▶ _What the exercise asks_
Without omitting anything, retype the data that follows.

▶ _Material for this exercise_
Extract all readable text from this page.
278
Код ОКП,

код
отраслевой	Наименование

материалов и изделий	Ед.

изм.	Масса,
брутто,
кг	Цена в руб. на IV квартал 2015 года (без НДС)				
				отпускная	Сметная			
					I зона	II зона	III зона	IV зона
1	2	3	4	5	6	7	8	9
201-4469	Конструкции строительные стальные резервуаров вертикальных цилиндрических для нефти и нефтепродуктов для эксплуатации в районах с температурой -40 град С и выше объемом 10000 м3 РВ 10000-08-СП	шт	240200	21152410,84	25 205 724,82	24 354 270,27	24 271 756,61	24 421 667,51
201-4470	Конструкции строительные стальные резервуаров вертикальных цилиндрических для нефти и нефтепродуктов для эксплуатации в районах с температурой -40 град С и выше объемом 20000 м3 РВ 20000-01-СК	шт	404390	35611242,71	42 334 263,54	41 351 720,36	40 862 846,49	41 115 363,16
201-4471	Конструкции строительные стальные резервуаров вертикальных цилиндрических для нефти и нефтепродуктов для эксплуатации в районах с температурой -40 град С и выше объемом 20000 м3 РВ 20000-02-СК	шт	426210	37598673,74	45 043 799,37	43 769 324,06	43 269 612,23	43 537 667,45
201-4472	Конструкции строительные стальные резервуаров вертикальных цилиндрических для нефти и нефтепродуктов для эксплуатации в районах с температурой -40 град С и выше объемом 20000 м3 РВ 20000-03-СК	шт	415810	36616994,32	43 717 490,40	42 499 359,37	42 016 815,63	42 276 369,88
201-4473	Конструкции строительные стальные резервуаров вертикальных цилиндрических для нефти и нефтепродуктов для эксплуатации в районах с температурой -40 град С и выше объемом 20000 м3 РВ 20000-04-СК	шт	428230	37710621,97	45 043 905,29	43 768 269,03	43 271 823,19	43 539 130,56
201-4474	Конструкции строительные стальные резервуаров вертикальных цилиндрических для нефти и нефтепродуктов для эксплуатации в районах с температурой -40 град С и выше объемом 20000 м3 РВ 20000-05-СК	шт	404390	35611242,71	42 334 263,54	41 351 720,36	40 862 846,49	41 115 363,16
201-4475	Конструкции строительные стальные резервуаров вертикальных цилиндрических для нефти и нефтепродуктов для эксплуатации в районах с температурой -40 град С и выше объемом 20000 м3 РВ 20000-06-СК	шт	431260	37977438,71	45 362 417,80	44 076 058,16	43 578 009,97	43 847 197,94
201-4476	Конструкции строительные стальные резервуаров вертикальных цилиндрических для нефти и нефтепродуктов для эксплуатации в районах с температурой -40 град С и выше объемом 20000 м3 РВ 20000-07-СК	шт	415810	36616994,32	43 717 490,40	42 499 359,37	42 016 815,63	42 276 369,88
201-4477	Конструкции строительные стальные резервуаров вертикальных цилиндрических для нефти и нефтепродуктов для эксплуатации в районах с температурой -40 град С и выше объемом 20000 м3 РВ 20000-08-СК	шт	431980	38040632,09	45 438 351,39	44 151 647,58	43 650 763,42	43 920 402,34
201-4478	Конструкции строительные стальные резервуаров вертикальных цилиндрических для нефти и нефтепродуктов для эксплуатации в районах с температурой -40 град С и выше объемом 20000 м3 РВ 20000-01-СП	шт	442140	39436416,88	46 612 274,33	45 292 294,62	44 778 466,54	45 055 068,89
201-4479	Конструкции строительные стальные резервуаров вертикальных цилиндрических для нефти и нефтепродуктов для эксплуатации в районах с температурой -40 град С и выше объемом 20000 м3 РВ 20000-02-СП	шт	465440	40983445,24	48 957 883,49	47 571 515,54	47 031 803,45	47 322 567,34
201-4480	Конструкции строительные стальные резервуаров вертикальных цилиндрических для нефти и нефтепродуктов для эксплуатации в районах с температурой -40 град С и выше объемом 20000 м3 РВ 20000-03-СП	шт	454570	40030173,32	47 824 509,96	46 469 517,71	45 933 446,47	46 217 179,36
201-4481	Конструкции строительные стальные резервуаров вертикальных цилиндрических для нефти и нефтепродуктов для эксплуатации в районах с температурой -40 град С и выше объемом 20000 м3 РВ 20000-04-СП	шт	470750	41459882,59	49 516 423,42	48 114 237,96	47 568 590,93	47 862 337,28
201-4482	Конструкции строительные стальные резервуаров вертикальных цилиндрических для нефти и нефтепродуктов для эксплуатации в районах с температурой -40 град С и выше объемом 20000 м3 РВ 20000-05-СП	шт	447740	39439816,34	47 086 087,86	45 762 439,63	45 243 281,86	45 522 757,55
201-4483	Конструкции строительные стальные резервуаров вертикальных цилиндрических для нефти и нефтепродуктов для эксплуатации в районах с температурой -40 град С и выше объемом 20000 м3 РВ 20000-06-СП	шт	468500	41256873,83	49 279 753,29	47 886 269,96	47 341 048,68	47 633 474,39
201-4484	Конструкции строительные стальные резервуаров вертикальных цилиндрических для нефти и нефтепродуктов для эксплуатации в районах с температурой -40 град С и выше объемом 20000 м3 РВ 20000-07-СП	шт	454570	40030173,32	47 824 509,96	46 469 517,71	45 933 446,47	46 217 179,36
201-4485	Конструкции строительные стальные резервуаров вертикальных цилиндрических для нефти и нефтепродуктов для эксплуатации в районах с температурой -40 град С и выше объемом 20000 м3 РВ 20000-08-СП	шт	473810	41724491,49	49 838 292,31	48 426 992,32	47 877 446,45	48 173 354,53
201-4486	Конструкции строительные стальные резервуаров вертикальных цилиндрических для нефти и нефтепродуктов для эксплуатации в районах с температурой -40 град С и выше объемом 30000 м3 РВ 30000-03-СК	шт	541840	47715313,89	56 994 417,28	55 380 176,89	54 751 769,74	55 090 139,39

▶ _Full response_
Extract all readable text from this page.
278
Код ОКП,

код
отраслевой	Наименование

материалов и изделий	Ед.

изм.	Масса,
брутто,
кг	Цена в руб. на IV квартал 2015 года (без НДС)				
				отпускная	Сметная			
					I зона	II зона	III зона	IV зона
1	2	3	4	5	6	7	8	9
201-4469	Конструкции строительные стальные резервуаров вертикальных цилиндрических для нефти и нефтепродуктов для эксплуатации в районах с температурой -40 град С и выше объемом 10000 м3 РВ 10000-08-СП	шт	240200	21152410,84	25 205 724,82	24 354 270,27	24 271 756,61	24 421 667,51
201-4470	Конструкции строительные стальные резервуаров вертикальных цилиндрических для нефти и нефтепродуктов для эксплуатации в районах с температурой -40 град С и выше объемом 20000 м3 РВ 20000-01-СК	шт	404390	35611242,71	42 334 263,54	41 351 720,36	40 862 846,49	41 115 363,16
201-4471	Конструкции строительные стальные резервуаров вертикальных цилиндрических для нефти и нефтепродуктов для эксплуатации в районах с температурой -40 град С и выше объемом 20000 м3 РВ 20000-02-СК	шт	426210	37598673,74	45 043 799,37	43 769 324,06	43 269 612,23	43 537 667,45
201-4472	Конструкции строительные стальные резервуаров вертикальных цилиндрических для нефти и нефтепродуктов для эксплуатации в районах с температурой -40 град С и выше объемом 20000 м3 РВ 20000-03-СК	шт	415810	36616994,32	43 717 490,40	42 499 359,37	42 016 815,63	42 276 369,88
201-4473	Конструкции строительные стальные резервуаров вертикальных цилиндрических для нефти и нефтепродуктов для эксплуатации в районах с температурой -40 град С и выше объемом 20000 м3 РВ 20000-04-СК	шт	428230	37710621,97	45 043 905,29	43 768 269,03	43 271 823,19	43 539 130,56
201-4474	Конструкции строительные стальные резервуаров вертикальных цилиндрических для нефти и нефтепродуктов для эксплуатации в районах с температурой -40 град С и выше объемом 20000 м3 РВ 20000-05-СК	шт	404390	35611242,71	42 334 263,54	41 351 720,36	40 862 846,49	41 115 363,16
201-4475	Конструкции строительные стальные резервуаров вертикальных цилиндрических для нефти и нефтепродуктов для эксплуатации в районах с температурой -40 град С и выше объемом 20000 м3 РВ 20000-06-СК	шт	431260	37977438,71	45 362 417,80	44 076 058,16	43 578 009,97	43 847 197,94
201-4476	Конструкции строительные стальные резервуаров вертикальных цилиндрических для нефти и нефтепродуктов для эксплуатации в районах с температурой -40 град С и выше объемом 20000 м3 РВ 20000-07-СК	шт	415810	36616994,32	43 717 490,40	42 499 359,37	42 016 815,63	42 276 369,88
201-4477	Конструкции строительные стальные резервуаров вертикальных цилиндрических для нефти и нефтепродуктов для эксплуатации в районах с температурой -40 град С и выше объемом 20000 м3 РВ 20000-08-СК	шт	431980	38040632,09	45 438 351,39	44 151 647,58	43 650 763,42	43 920 402,34
201-4478	Конструкции строительные стальные резервуаров вертикальных цилиндрических для нефти и нефтепродуктов для эксплуатации в районах с температурой -40 град С и выше объемом 20000 м3 РВ 20000-01-СП	шт	442140	39436416,88	46 612 274,33	45 292 294,62	44 778 466,54	45 055 068,89
201-4479	Конструкции строительные стальные резервуаров вертикальных цилиндрических для нефти и нефтепродуктов для эксплуатации в районах с температурой -40 град С и выше объемом 20000 м3 РВ 20000-02-СП	шт	465440	40983445,24	48 957 883,49	47 571 515,54	47 031 803,45	47 322 567,34
201-4480	Конструкции строительные стальные резервуаров вертикальных цилиндрических для нефти и нефтепродуктов для эксплуатации в районах с температурой -40 град С и выше объемом 20000 м3 РВ 20000-03-СП	шт	454570	40030173,32	47 824 509,96	46 469 517,71	45 933 446,47	46 217 179,36
201-4481	Конструкции строительные стальные резервуаров вертикальных цилиндрических для нефти и нефтепродуктов для эксплуатации в районах с температурой -40 град С и выше объемом 20000 м3 РВ 20000-04-СП	шт	470750	41459882,59	49 516 423,42	48 114 237,96	47 568 590,93	47 862 337,28
201-4482	Конструкции строительные стальные резервуаров вертикальных цилиндрических для нефти и нефтепродуктов для эксплуатации в районах с температурой -40 град С и выше объемом 20000 м3 РВ 20000-05-СП	шт	447740	39439816,34	47 086 087,86	45 762 439,63	45 243 281,86	45 522 757,55
201-4483	Конструкции строительные стальные резервуаров вертикальных цилиндрических для нефти и нефтепродуктов для эксплуатации в районах с температурой -40 град С и выше объемом 20000 м3 РВ 20000-06-СП	шт	468500	41256873,83	49 279 753,29	47 886 269,96	47 341 048,68	47 633 474,39
201-4484	Конструкции строительные стальные резервуаров вертикальных цилиндрических для нефти и нефтепродуктов для эксплуатации в районах с температурой -40 град С и выше объемом 20000 м3 РВ 20000-07-СП	шт	454570	40030173,32	47 824 509,96	46 469 517,71	45 933 446,47	46 217 179,36
201-4485	Конструкции строительные стальные резервуаров вертикальных цилиндрических для нефти и нефтепродуктов для эксплуатации в районах с температурой -40 град С и выше объемом 20000 м3 РВ 20000-08-СП	шт	473810	41724491,49	49 838 292,31	48 426 992,32	47 877 446,45	48 173 354,53
201-4486	Конструкции строительные стальные резервуаров вертикальных цилиндрических для нефти и нефтепродуктов для эксплуатации в районах с температурой -40 град С и выше объемом 30000 м3 РВ 30000-03-СК	шт	541840	47715313,89	56 994 417,28	55 380 176,89	54 751 769,74	55 090 139,39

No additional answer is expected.